• Quoted passage:
::::

On the Life of Pi, story telling, and the truth

Unknown-3With one voice, philosophers and theologians throughout intellectual history have affirmed the fundamental religiosity of man. In Yann Martel’s book Life of Pie, the young boy, Piscine Molitor Patel, embraces this impulse in spades—becoming (unbeknownst to his parents) a follower of Christ, Krishna, and Allah. The first part of the book paints a portrait of “Pi” as a gentle, clean hearted, and wise worshipper of the divine as well as a contented zookeeper’s son.

This serene existence is upset one day when Pi is walking in the town square with his parents and runs into his Christian priest, Muslim imam, and Hindu pandit. A comical meeting ensues. To his parents surprise, each of the religious leaders claims Pi as a devoted follower of their chosen religion. To the religious leaders’ chagrin, they quickly ascertain that Pi has pulled a fast one: he is a follower of three religions! The discussion that follows is comical. The priest strikes first, “Piscine is a good Christian boy. I hope to see him join our choir soon.” Next the imam, “You must be mistaken. He’s a good Muslim boy. He comes without fail to Friday prayers, and his knowledge of the Qur’an is coming along nicely.” Now the pandit, “Your both wrong. He’s a good Hindu boy. I see him all the time at the temple coming for darshan and performing puja.” The conversation goes down hill from there. As the religious leaders argue, Pi wisely stands above them all. When challenged to pick one religion, Pi exclaims, “Bapu Gandhi said, ‘All religions are true.’ I just want to love God.” And this honest and heart felt admission diffuses the tension and everyone goes their own way.

The second half of the book, at first blush, seems disconnected from the first. Pi and his family and their zoo animals were emigrating to Canada aboard a Japanese cargo ship. A few days into the voyage, the cargo ship sinks and Pi finds himself in a lifeboat, his only companions a hyena, an orangutan, a wounded zebra, and a 450-pound tiger name Richard Parker. For almost 7 months, Pi survives in the little lifeboat, along with Richard Parker, who is tamed by Pi. Eventually, they float hundreds of miles and end up in Mexico. The tiger runs for the jungle never to be seen again, Pi is found and rescued.

The story of his survival on the lifeboat is fascinating—Pi learns how to fish, collect water, build a life raft, tame a tiger, survive a storm, beat the heat, elude starvation, and handle boredom. The story of Pi’s relationship with a wild tiger is central to the narrative—at first, they are adversaries, then uneasy companions, finally, inseparable friends.

::::

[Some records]
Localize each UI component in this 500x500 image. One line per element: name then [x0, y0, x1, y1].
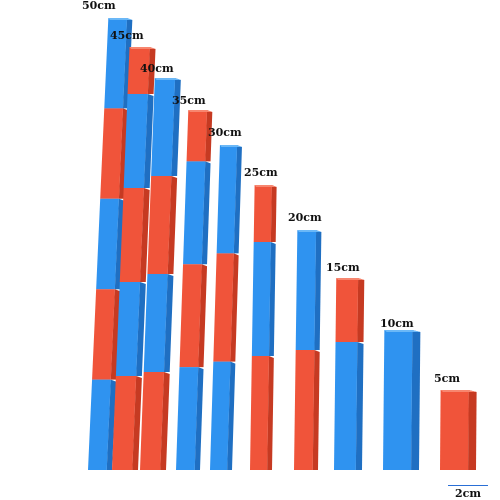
rod-segment [186, 110, 208, 162]
rod-segment [143, 274, 168, 372]
rod-segment [151, 78, 176, 176]
rod-segment-side [132, 376, 142, 470]
rod-label: 50cm [82, 0, 116, 12]
rod-segment-side [201, 161, 211, 265]
rod-segment-side [118, 108, 129, 199]
rod-segment [96, 198, 119, 290]
rod-top-cap [254, 185, 277, 187]
rod-segment-side [205, 110, 213, 162]
rod-segment-side [270, 185, 277, 242]
rod-segment-side [198, 264, 208, 368]
rod-segment [179, 264, 202, 368]
rod-segment [127, 47, 150, 94]
rod-segment [334, 342, 358, 470]
rod-segment-side [160, 372, 170, 470]
rod-segment [294, 350, 315, 470]
rod-segment-side [147, 47, 156, 94]
scale-line [448, 485, 488, 486]
rod-top-cap [336, 278, 365, 280]
rod-segment [140, 372, 164, 470]
rod-segment-side [110, 289, 121, 380]
rod-segment-side [163, 274, 174, 372]
rod-segment [147, 176, 172, 274]
rod-top-cap [440, 390, 477, 392]
rod-label: 15cm [326, 261, 360, 274]
rod-segment-side [233, 145, 242, 254]
rod-segment-side [267, 356, 274, 470]
rod-segment [112, 376, 137, 470]
rod-segment-side [114, 198, 125, 290]
rod-segment-side [167, 176, 178, 274]
rod-segment [104, 18, 128, 109]
rod-segment [119, 188, 144, 282]
rod-segment [176, 367, 199, 470]
rod-label: 25cm [244, 166, 278, 179]
rod-segment [253, 185, 272, 242]
rod-segment [210, 361, 231, 470]
rod-segment [383, 330, 413, 470]
rod-segment [100, 108, 123, 199]
rod-segment-side [136, 282, 146, 376]
rod-segment [213, 253, 234, 362]
rod-label: 45cm [110, 29, 144, 42]
rod-segment-side [171, 78, 181, 176]
rod-segment [295, 230, 317, 350]
rod-label: 5cm [434, 372, 460, 385]
rod-segment-side [194, 367, 204, 470]
rod-segment [92, 289, 115, 380]
rod-segment [183, 161, 206, 265]
rod-segment-side [357, 278, 365, 342]
rod-segment-side [314, 230, 322, 350]
rod-segment-side [230, 253, 239, 362]
scale-label: 2cm [455, 487, 481, 500]
rod-segment [440, 390, 469, 470]
rod-top-cap [219, 145, 242, 147]
rod-segment [250, 356, 270, 470]
rod-segment [88, 379, 111, 470]
rod-segment-side [106, 379, 117, 470]
rod-top-cap [188, 110, 213, 112]
rod-label: 10cm [380, 317, 414, 330]
rod-label: 40cm [140, 62, 174, 75]
rod-segment [216, 145, 238, 254]
rod-label: 30cm [208, 126, 242, 139]
rod-segment [335, 278, 359, 342]
rod-segment [115, 282, 141, 376]
rod-top-cap [108, 18, 133, 20]
rod-top-cap [154, 78, 181, 80]
rod-label: 35cm [172, 94, 206, 107]
rod-segment-side [140, 188, 150, 282]
rod-segment-side [468, 390, 477, 470]
rod-segment-side [227, 361, 236, 470]
rod-label: 20cm [288, 211, 322, 224]
rod-segment-side [122, 18, 133, 109]
rod-segment-side [355, 342, 364, 470]
rod-top-cap [297, 230, 322, 232]
rod-segment-side [312, 350, 320, 470]
rod-top-cap [129, 47, 156, 49]
rod-segment-side [143, 94, 154, 188]
rod-segment [123, 94, 148, 188]
rod-segment-side [269, 242, 276, 356]
rod-segment [251, 242, 271, 356]
rod-segment-side [411, 330, 421, 470]
rod-top-cap [384, 330, 421, 332]
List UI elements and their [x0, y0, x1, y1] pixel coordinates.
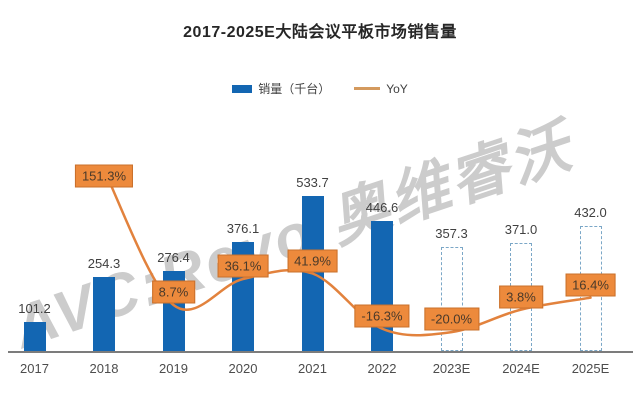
- bar-value-label: 446.6: [365, 200, 399, 215]
- bar-value-label: 432.0: [574, 205, 607, 220]
- bar-estimated: [440, 247, 463, 351]
- yoy-label: 16.4%: [565, 273, 616, 297]
- x-tick-label: 2019: [159, 361, 188, 376]
- bar: [93, 277, 115, 351]
- bar: [23, 322, 46, 351]
- chart-title: 2017-2025E大陆会议平板市场销售量: [183, 24, 457, 41]
- line-swatch-icon: [354, 87, 381, 90]
- bar-swatch-icon: [232, 84, 253, 93]
- bar-value-label: 254.3: [87, 256, 121, 271]
- x-axis-line: [8, 351, 633, 353]
- x-tick-label: 2025E: [571, 361, 610, 376]
- bar-value-label: 357.3: [435, 226, 468, 241]
- legend-item-sales[interactable]: 销量（千台）: [232, 80, 330, 97]
- legend-item-yoy[interactable]: YoY: [354, 82, 408, 96]
- bar-value-label: 376.1: [226, 221, 260, 236]
- x-tick-label: 2022: [367, 361, 397, 376]
- x-tick-label: 2023E: [432, 361, 471, 376]
- yoy-label: 8.7%: [151, 280, 196, 304]
- bar-value-label: 101.2: [18, 301, 51, 316]
- legend: 销量（千台） YoY: [0, 80, 640, 97]
- bar: [371, 221, 393, 351]
- bar-value-label: 276.4: [157, 250, 190, 265]
- legend-label-yoy: YoY: [386, 81, 408, 96]
- yoy-label: -20.0%: [423, 307, 480, 331]
- x-tick-label: 2024E: [502, 361, 540, 376]
- legend-label-sales: 销量（千台）: [258, 82, 331, 96]
- yoy-label: 151.3%: [74, 164, 134, 188]
- yoy-label: 3.8%: [499, 285, 543, 309]
- x-tick-label: 2020: [228, 361, 258, 376]
- x-tick-label: 2018: [89, 361, 119, 376]
- yoy-label: 41.9%: [287, 249, 338, 273]
- bar-value-label: 371.0: [504, 222, 538, 237]
- bar-value-label: 533.7: [296, 175, 329, 190]
- yoy-label: 36.1%: [217, 254, 269, 278]
- bar: [301, 196, 324, 351]
- yoy-label: -16.3%: [354, 304, 410, 328]
- x-tick-label: 2017: [20, 361, 49, 376]
- x-tick-label: 2021: [298, 361, 327, 376]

::::

In two sentences, summarize the commentary on Life of Pi that appears above the records.

The first half of the book portrays Pi as a gentle follower of Christ, Krishna, and Allah, whose priest, imam, and pandit each claim him in a comical encounter until he defuses their argument by quoting Gandhi's view that all religions are true. In the second half, a cargo ship sinks on the way to Canada and Pi survives for almost seven months in a lifeboat with a tiger named Richard Parker, whom he tames and who goes from adversary to inseparable friend before they reach Mexico.